Continue the passage on social-pragmatic deficits in children, starting after its final sentence.

§ QUOTED PASSAGE:
┏━━

Although very few children in this sample would meet all DSM‐5 criteria for a SPCD diagnosis, a significant number of children (6–8% at 10th centile) presented with poor social‐pragmatic skills. This echoes previous findings: Ketelaars et al. (2009) identified 7–8% of 4‐year‐olds in a community sample with pragmatic difficulties and Miller et al. (2015) found pragmatic difficulties in 10% of 3‐year‐olds. Children with social‐pragmatic deficits are, however, also likely to have challenges across a broad range of developmental domains. In our sample, 69–87% had structural language difficulties and 33–45% met clinical thresholds for behavioural difficulties. Others have documented the high comorbidity between social‐pragmatic deficits and behavioural difficulties and their likely bidirectional relationship. For example, inattention and hyperactivity may prevent a child from using social‐pragmatic skills effectively (e.g. waiting turn in conversation and noticing nonverbal communicative cues). Equally, poor social pragmatics can interfere with peer relationships and behavioural regulation (Hawkins et al., 2016). Social‐pragmatic deficits precede and predict behaviour problems (Snowling, Bishop, Stothard, Chipchase, & Kaplan, 2006; St Clair, Pickles, Durkin, & Conti‐Ramsden, 2011) and may mediate the relationship between structural language and behaviour (Helland, Lundervold, Heimann, & Posserud, 2014; Law et al., 2014). Future research could employ intervention designs to elucidate the causal relationships between language, social‐pragmatic skill and behaviour, with implications for shaping developmental trajectories.

┗━━

§ DATA LISTING:
┏━━

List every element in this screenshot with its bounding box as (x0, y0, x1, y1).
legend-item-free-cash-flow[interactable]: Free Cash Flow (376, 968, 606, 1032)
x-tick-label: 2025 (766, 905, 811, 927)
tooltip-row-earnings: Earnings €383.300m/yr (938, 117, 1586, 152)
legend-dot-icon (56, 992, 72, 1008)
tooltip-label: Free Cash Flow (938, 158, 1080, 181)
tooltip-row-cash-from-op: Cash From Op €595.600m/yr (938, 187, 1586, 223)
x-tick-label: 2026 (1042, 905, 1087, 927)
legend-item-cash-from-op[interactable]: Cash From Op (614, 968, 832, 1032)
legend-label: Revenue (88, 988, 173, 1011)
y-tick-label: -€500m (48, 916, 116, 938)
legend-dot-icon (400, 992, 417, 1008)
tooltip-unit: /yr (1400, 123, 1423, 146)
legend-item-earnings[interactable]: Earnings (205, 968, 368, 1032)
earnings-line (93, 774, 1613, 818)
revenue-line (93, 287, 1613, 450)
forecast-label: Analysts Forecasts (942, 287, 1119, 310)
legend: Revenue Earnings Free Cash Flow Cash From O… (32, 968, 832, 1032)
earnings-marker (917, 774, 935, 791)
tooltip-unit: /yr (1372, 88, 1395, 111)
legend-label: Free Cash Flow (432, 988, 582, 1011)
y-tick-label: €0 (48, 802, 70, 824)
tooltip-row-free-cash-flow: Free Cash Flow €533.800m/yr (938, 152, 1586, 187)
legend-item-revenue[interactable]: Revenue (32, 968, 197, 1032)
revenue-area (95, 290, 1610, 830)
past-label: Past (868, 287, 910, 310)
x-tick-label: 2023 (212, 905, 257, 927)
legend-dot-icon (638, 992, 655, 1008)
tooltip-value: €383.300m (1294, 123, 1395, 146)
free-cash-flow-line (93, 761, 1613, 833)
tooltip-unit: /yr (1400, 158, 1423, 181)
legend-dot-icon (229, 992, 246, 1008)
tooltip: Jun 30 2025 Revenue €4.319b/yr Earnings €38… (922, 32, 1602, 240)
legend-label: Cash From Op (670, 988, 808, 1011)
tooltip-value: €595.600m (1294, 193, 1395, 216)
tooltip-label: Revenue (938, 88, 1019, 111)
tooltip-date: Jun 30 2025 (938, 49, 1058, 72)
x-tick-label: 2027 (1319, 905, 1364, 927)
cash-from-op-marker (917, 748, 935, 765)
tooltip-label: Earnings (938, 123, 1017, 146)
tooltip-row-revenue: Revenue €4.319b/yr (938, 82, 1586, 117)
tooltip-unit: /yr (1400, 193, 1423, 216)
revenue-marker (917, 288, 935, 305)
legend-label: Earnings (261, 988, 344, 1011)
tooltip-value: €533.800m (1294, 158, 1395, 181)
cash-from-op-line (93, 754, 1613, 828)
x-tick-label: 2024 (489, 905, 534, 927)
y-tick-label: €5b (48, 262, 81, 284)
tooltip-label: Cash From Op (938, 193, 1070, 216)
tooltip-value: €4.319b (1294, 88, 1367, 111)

┗━━

§ EXERCISE ANSWER:
We hypothesised that the CCC‐2 would be an appropriate tool to measure the inclusion and exclusion criteria for SPCD. Our measurement model broadly supported the proposed three‐factor model of the CCC‐2 (language, social pragmatics and autism), indicating that while strongly correlated, language, social‐pragmatic skills and autistic features can be delineated to some extent. Gibson, Adams, Lockton, and Green (2013) found that children with pragmatic language impairment (who may meet DSM‐5 SPCD criteria) and those with autism were distinguishable from one another on measures of restricted and repetitive behaviours and interests, peer relations and expressive language. Other investigations have highlighted that some children meet DSM‐5 autism criteria for social communication but do not have RRBIs and thus qualify for a SPCD diagnosis (Mandy et al., 2017; Mandy, Charman, Gilmour, & Skuse, 2011). However, it is clear that these skills overlap and are better conceptualised as a continuum rather than distinct domains. Future consideration of how subthreshold symptoms in multiple domains increase risk, or whether increased skill in one‐factor domain increases resilience in the face of social‐pragmatic deficit will be necessary to optimise intervention approaches.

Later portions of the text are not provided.